**What to do:**
Scan the material and copy every line in which "content" appears.
═══ Given entries ═══
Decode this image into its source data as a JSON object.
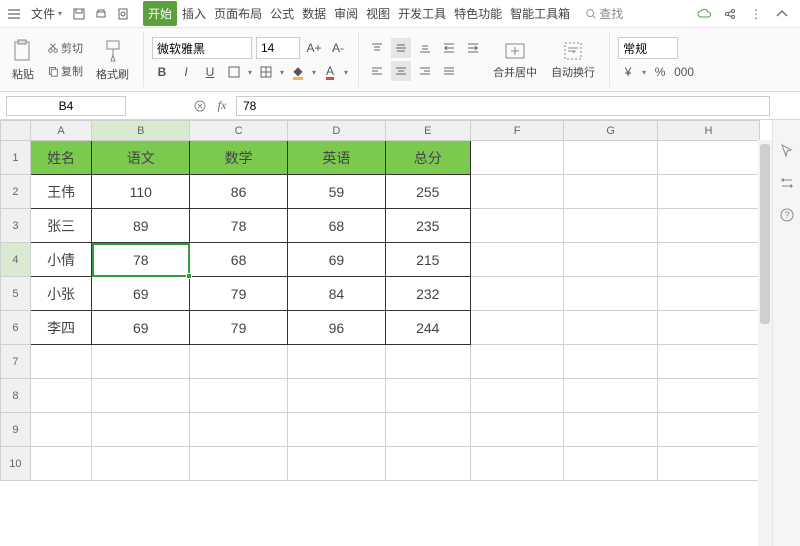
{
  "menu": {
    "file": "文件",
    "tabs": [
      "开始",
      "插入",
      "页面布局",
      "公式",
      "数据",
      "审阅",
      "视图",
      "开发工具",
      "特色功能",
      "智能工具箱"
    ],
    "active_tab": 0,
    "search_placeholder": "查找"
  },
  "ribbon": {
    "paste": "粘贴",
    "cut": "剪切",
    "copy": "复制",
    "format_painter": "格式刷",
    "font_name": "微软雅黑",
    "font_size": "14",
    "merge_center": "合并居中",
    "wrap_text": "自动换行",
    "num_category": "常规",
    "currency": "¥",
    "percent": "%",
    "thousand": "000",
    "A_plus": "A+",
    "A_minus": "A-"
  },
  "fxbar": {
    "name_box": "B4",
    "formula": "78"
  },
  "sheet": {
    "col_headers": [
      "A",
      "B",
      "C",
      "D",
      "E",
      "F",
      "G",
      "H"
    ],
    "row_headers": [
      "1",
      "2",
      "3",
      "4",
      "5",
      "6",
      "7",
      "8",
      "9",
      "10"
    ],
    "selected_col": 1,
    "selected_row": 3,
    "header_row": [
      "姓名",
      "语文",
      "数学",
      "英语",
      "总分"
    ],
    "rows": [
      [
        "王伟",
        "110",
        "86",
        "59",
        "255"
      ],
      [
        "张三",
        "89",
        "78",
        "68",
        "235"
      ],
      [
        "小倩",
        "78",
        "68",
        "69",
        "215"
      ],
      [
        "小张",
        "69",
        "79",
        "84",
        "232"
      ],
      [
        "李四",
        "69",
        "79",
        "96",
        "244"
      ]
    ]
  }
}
═══
═══ Given entries ═══
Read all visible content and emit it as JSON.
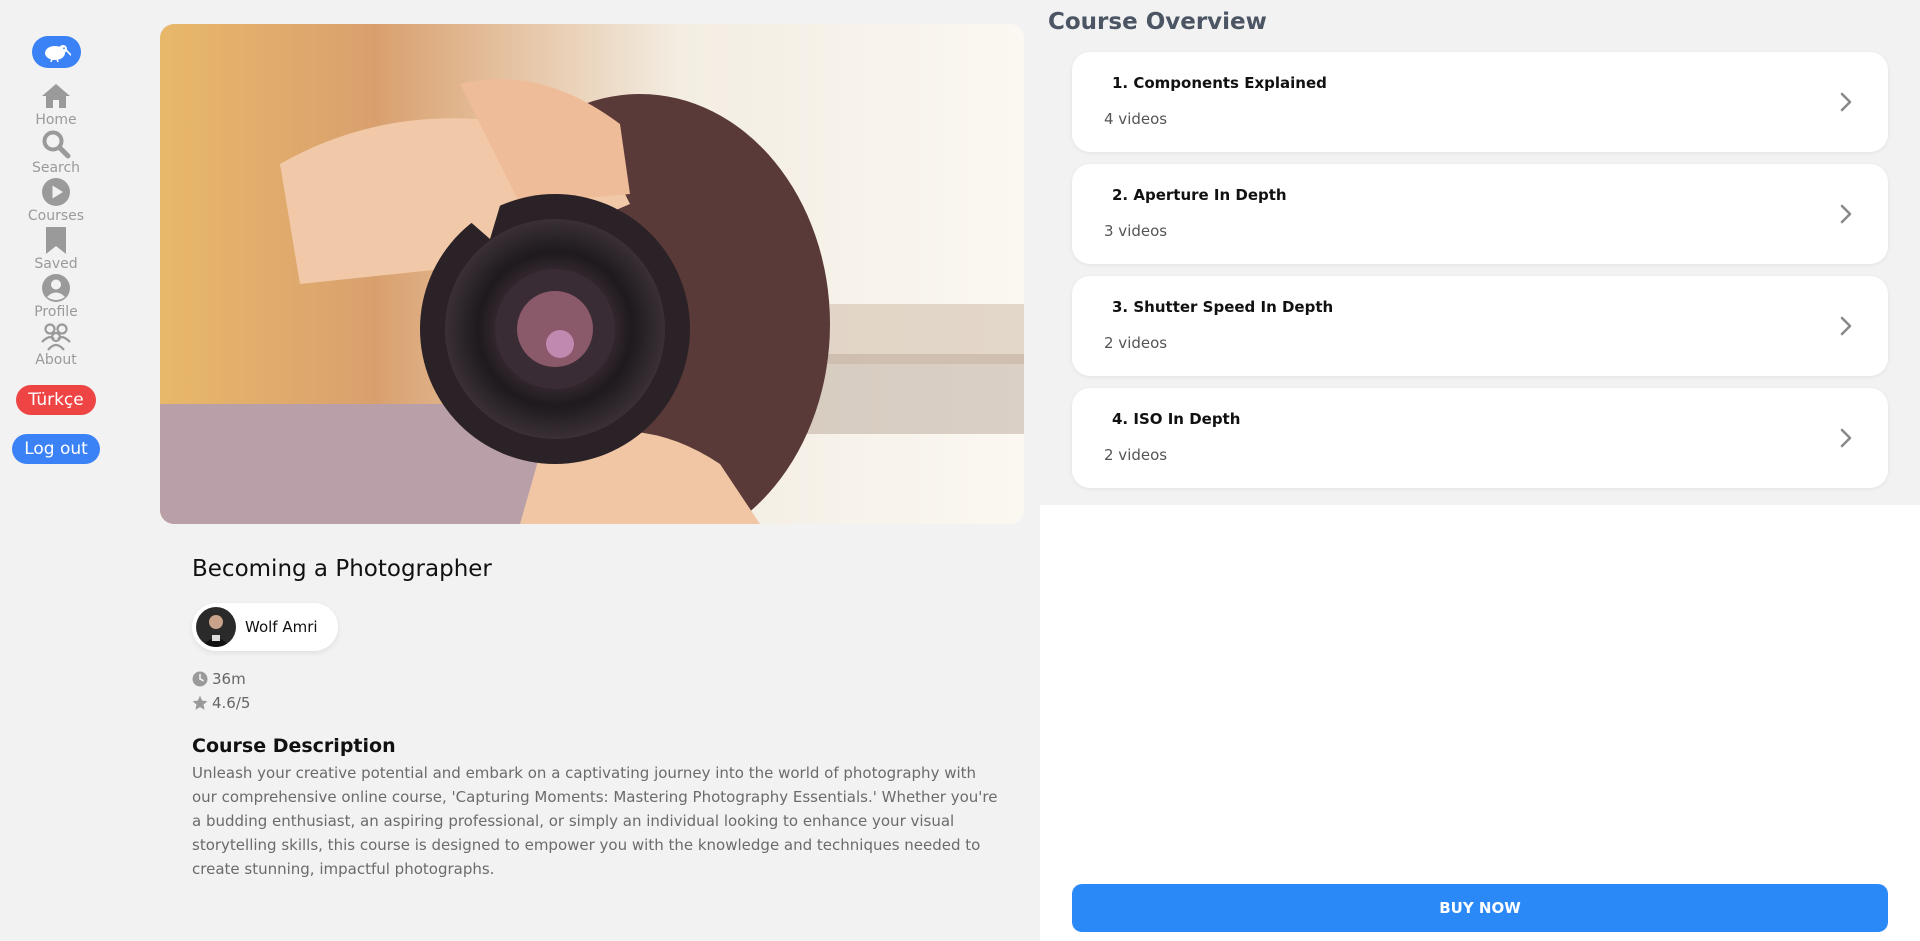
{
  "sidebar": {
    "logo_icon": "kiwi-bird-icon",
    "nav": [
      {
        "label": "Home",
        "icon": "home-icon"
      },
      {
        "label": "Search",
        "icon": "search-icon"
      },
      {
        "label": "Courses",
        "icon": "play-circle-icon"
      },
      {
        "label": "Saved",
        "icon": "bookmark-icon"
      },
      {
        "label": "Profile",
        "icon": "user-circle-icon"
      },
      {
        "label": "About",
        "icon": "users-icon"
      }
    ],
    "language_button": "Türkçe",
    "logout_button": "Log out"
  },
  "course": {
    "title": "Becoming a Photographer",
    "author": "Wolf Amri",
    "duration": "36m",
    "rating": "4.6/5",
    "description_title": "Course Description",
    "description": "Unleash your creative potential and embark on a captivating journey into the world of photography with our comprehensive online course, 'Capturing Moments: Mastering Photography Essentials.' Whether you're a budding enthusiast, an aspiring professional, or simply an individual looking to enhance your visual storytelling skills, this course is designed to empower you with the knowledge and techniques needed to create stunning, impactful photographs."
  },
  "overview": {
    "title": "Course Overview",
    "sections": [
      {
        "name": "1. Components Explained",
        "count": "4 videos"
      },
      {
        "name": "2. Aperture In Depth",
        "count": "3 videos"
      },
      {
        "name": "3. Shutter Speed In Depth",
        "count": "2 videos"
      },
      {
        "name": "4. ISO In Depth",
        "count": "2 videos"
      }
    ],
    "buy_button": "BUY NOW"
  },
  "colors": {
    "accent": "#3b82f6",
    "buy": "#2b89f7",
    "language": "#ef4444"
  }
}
═══
═══ Given entries ═══
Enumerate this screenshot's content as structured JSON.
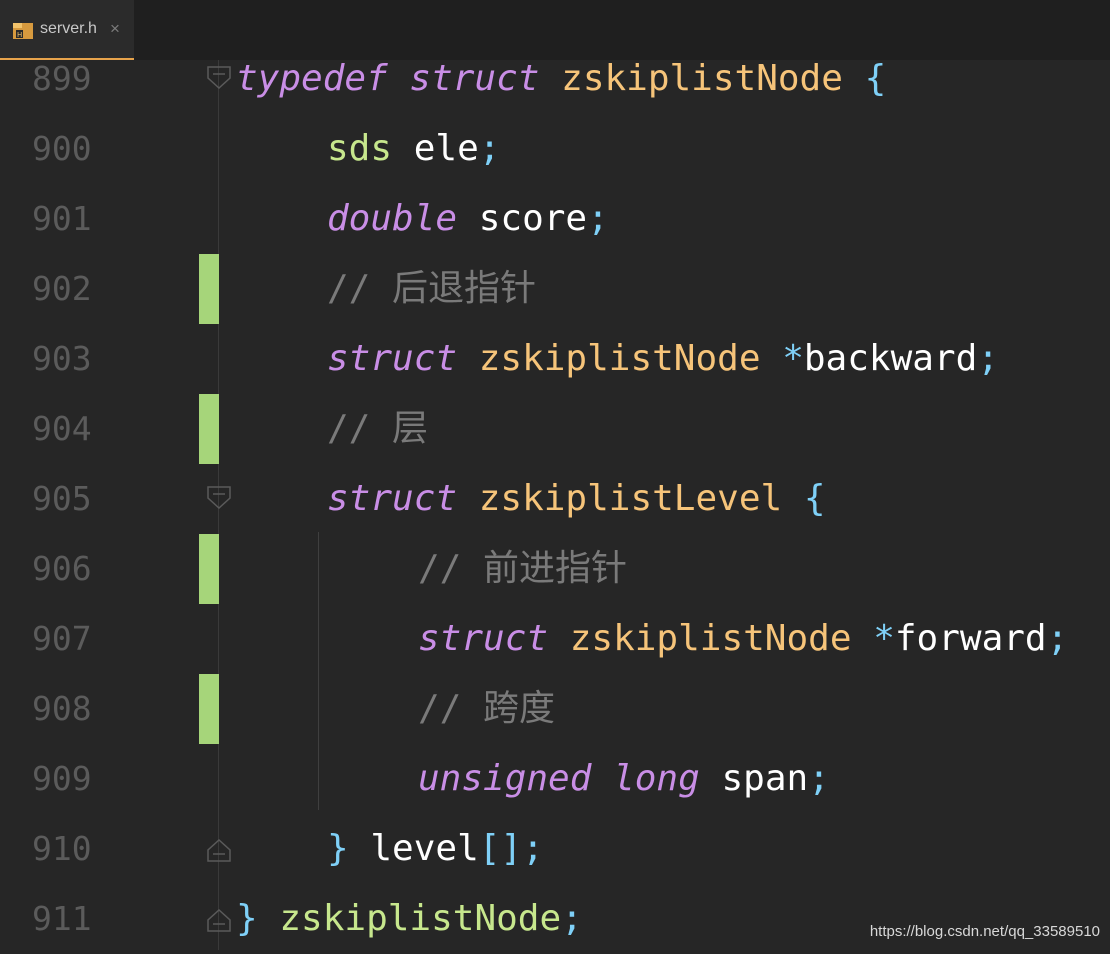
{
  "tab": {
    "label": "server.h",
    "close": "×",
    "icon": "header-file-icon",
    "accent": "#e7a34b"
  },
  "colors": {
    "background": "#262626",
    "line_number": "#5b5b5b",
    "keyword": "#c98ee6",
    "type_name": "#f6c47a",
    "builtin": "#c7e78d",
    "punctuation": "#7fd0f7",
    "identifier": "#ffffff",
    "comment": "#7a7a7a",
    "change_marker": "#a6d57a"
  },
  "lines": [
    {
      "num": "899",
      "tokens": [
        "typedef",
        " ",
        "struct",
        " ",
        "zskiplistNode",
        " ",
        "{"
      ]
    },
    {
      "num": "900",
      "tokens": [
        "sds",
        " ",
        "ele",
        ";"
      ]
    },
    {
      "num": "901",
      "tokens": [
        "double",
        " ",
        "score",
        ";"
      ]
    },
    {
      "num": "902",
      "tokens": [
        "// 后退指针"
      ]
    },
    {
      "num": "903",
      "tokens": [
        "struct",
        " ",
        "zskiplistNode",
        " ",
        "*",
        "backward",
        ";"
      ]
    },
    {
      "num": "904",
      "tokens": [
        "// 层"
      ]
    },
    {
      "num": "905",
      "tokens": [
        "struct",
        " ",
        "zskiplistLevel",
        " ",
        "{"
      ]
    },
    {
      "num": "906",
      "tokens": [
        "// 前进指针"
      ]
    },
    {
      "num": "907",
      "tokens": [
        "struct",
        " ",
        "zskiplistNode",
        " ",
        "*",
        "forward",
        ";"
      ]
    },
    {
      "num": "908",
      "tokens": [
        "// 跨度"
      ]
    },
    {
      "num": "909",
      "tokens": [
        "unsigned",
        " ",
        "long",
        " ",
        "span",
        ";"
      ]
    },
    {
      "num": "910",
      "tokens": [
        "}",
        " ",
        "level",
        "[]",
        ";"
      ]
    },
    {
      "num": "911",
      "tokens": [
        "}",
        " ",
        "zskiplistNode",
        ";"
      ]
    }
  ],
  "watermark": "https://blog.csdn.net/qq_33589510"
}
═══
**Exercise output:**
Read all visible content and emit it as JSON.
Enumerate this screenshot's content as structured JSON.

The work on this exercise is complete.